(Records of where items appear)
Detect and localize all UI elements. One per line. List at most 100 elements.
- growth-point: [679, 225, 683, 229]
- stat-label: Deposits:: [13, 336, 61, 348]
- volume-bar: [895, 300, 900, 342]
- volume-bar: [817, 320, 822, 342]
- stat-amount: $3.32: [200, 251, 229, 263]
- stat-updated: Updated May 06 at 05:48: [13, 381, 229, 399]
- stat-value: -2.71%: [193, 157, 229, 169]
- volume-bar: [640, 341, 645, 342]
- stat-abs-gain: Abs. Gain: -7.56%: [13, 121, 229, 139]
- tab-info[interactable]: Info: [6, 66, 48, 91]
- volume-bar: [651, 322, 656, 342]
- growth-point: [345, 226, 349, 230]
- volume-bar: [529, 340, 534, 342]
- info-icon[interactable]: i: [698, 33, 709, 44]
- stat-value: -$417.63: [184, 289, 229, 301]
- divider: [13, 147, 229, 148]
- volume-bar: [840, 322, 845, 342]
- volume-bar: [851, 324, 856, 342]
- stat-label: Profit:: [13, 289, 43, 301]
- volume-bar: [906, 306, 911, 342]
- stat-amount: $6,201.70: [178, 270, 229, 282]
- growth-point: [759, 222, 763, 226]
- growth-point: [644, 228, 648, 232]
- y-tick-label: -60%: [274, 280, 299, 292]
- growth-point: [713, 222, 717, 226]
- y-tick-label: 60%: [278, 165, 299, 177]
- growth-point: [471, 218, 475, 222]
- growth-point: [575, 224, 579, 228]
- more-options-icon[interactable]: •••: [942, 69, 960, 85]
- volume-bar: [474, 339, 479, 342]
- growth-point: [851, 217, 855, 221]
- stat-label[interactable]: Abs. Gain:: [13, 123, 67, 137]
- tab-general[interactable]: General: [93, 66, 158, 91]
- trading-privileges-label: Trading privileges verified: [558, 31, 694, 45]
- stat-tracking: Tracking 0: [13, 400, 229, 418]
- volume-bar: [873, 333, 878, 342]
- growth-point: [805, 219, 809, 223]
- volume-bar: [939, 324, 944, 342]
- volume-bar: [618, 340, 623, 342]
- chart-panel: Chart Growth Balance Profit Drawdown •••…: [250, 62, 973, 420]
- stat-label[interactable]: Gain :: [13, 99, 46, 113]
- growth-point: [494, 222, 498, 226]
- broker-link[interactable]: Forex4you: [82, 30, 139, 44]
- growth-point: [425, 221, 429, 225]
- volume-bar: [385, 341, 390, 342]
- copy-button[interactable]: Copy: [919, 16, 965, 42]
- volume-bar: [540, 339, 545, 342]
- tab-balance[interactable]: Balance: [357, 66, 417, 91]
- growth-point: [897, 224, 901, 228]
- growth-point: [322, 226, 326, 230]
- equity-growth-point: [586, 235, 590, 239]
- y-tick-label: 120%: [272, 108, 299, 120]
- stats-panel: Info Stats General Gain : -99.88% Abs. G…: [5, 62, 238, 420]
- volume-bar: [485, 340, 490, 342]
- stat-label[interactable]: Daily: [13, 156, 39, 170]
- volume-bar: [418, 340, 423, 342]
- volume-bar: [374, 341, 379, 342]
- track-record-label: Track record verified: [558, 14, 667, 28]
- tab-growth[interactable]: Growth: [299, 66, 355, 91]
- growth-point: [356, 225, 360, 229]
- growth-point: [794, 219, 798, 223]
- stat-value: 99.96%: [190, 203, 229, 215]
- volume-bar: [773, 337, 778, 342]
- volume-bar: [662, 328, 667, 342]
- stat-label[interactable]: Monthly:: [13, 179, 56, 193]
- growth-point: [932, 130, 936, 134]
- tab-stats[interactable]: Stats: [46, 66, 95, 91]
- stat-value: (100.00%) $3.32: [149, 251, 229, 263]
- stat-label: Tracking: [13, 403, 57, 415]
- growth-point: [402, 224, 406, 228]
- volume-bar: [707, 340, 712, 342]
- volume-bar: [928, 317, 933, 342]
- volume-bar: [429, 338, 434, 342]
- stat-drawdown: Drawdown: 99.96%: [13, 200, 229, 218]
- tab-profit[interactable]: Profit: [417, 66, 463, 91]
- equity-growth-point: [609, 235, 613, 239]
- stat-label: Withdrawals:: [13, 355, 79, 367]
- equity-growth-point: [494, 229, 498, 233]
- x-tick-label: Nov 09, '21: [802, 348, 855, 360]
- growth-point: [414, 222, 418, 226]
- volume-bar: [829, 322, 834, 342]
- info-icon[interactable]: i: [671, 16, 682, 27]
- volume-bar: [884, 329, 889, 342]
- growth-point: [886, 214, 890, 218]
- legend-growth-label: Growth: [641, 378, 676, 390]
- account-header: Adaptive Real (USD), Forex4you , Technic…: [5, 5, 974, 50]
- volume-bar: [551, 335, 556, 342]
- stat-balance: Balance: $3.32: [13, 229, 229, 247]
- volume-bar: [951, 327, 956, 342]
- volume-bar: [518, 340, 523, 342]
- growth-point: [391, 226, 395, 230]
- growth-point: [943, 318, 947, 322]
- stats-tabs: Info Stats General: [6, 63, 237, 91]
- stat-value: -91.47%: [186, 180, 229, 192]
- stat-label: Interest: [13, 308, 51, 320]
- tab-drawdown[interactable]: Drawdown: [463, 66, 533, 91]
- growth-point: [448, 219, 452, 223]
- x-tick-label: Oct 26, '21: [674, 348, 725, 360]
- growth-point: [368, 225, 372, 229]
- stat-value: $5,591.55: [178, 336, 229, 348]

== SHORT TASK ==
Reproduce the records above, line for line, with no changes.

== WRITTEN REPLY ==
Detect and localize all UI elements. One per line. List at most 100 elements.
- growth-point: [679, 225, 683, 229]
- stat-label: Deposits:: [13, 336, 61, 348]
- volume-bar: [895, 300, 900, 342]
- volume-bar: [817, 320, 822, 342]
- stat-amount: $3.32: [200, 251, 229, 263]
- stat-updated: Updated May 06 at 05:48: [13, 381, 229, 399]
- stat-value: -2.71%: [193, 157, 229, 169]
- volume-bar: [640, 341, 645, 342]
- stat-abs-gain: Abs. Gain: -7.56%: [13, 121, 229, 139]
- tab-info[interactable]: Info: [6, 66, 48, 91]
- volume-bar: [651, 322, 656, 342]
- growth-point: [345, 226, 349, 230]
- volume-bar: [529, 340, 534, 342]
- info-icon[interactable]: i: [698, 33, 709, 44]
- stat-value: -$417.63: [184, 289, 229, 301]
- divider: [13, 147, 229, 148]
- volume-bar: [840, 322, 845, 342]
- volume-bar: [851, 324, 856, 342]
- stat-label: Profit:: [13, 289, 43, 301]
- volume-bar: [906, 306, 911, 342]
- stat-amount: $6,201.70: [178, 270, 229, 282]
- growth-point: [759, 222, 763, 226]
- growth-point: [644, 228, 648, 232]
- y-tick-label: -60%: [274, 280, 299, 292]
- growth-point: [713, 222, 717, 226]
- y-tick-label: 60%: [278, 165, 299, 177]
- growth-point: [471, 218, 475, 222]
- growth-point: [575, 224, 579, 228]
- more-options-icon[interactable]: •••: [942, 69, 960, 85]
- volume-bar: [474, 339, 479, 342]
- growth-point: [851, 217, 855, 221]
- stat-label[interactable]: Abs. Gain:: [13, 123, 67, 137]
- tab-general[interactable]: General: [93, 66, 158, 91]
- trading-privileges-label: Trading privileges verified: [558, 31, 694, 45]
- stat-tracking: Tracking 0: [13, 400, 229, 418]
- volume-bar: [873, 333, 878, 342]
- growth-point: [805, 219, 809, 223]
- volume-bar: [939, 324, 944, 342]
- volume-bar: [618, 340, 623, 342]
- chart-panel: Chart Growth Balance Profit Drawdown •••…: [250, 62, 973, 420]
- stat-label[interactable]: Gain :: [13, 99, 46, 113]
- growth-point: [494, 222, 498, 226]
- broker-link[interactable]: Forex4you: [82, 30, 139, 44]
- growth-point: [425, 221, 429, 225]
- volume-bar: [385, 341, 390, 342]
- copy-button[interactable]: Copy: [919, 16, 965, 42]
- volume-bar: [540, 339, 545, 342]
- tab-balance[interactable]: Balance: [357, 66, 417, 91]
- growth-point: [897, 224, 901, 228]
- growth-point: [322, 226, 326, 230]
- equity-growth-point: [586, 235, 590, 239]
- y-tick-label: 120%: [272, 108, 299, 120]
- stats-panel: Info Stats General Gain : -99.88% Abs. G…: [5, 62, 238, 420]
- volume-bar: [485, 340, 490, 342]
- stat-label[interactable]: Daily: [13, 156, 39, 170]
- volume-bar: [418, 340, 423, 342]
- volume-bar: [374, 341, 379, 342]
- track-record-label: Track record verified: [558, 14, 667, 28]
- tab-growth[interactable]: Growth: [299, 66, 355, 91]
- growth-point: [356, 225, 360, 229]
- growth-point: [794, 219, 798, 223]
- stat-value: 99.96%: [190, 203, 229, 215]
- volume-bar: [773, 337, 778, 342]
- volume-bar: [662, 328, 667, 342]
- stat-label[interactable]: Monthly:: [13, 179, 56, 193]
- growth-point: [932, 130, 936, 134]
- tab-stats[interactable]: Stats: [46, 66, 95, 91]
- stat-value: (100.00%) $3.32: [149, 251, 229, 263]
- stat-label: Tracking: [13, 403, 57, 415]
- growth-point: [402, 224, 406, 228]
- volume-bar: [707, 340, 712, 342]
- volume-bar: [928, 317, 933, 342]
- volume-bar: [429, 338, 434, 342]
- stat-drawdown: Drawdown: 99.96%: [13, 200, 229, 218]
- tab-profit[interactable]: Profit: [417, 66, 463, 91]
- equity-growth-point: [609, 235, 613, 239]
- stat-label: Withdrawals:: [13, 355, 79, 367]
- equity-growth-point: [494, 229, 498, 233]
- x-tick-label: Nov 09, '21: [802, 348, 855, 360]
- growth-point: [414, 222, 418, 226]
- volume-bar: [829, 322, 834, 342]
- info-icon[interactable]: i: [671, 16, 682, 27]
- volume-bar: [884, 329, 889, 342]
- growth-point: [886, 214, 890, 218]
- legend-growth-label: Growth: [641, 378, 676, 390]
- account-header: Adaptive Real (USD), Forex4you , Technic…: [5, 5, 974, 50]
- volume-bar: [551, 335, 556, 342]
- stat-balance: Balance: $3.32: [13, 229, 229, 247]
- volume-bar: [951, 327, 956, 342]
- volume-bar: [518, 340, 523, 342]
- growth-point: [391, 226, 395, 230]
- growth-point: [943, 318, 947, 322]
- stats-tabs: Info Stats General: [6, 63, 237, 91]
- stat-value: -91.47%: [186, 180, 229, 192]
- stat-label: Interest: [13, 308, 51, 320]
- tab-drawdown[interactable]: Drawdown: [463, 66, 533, 91]
- growth-point: [448, 219, 452, 223]
- x-tick-label: Oct 26, '21: [674, 348, 725, 360]
- growth-point: [368, 225, 372, 229]
- stat-value: $5,591.55: [178, 336, 229, 348]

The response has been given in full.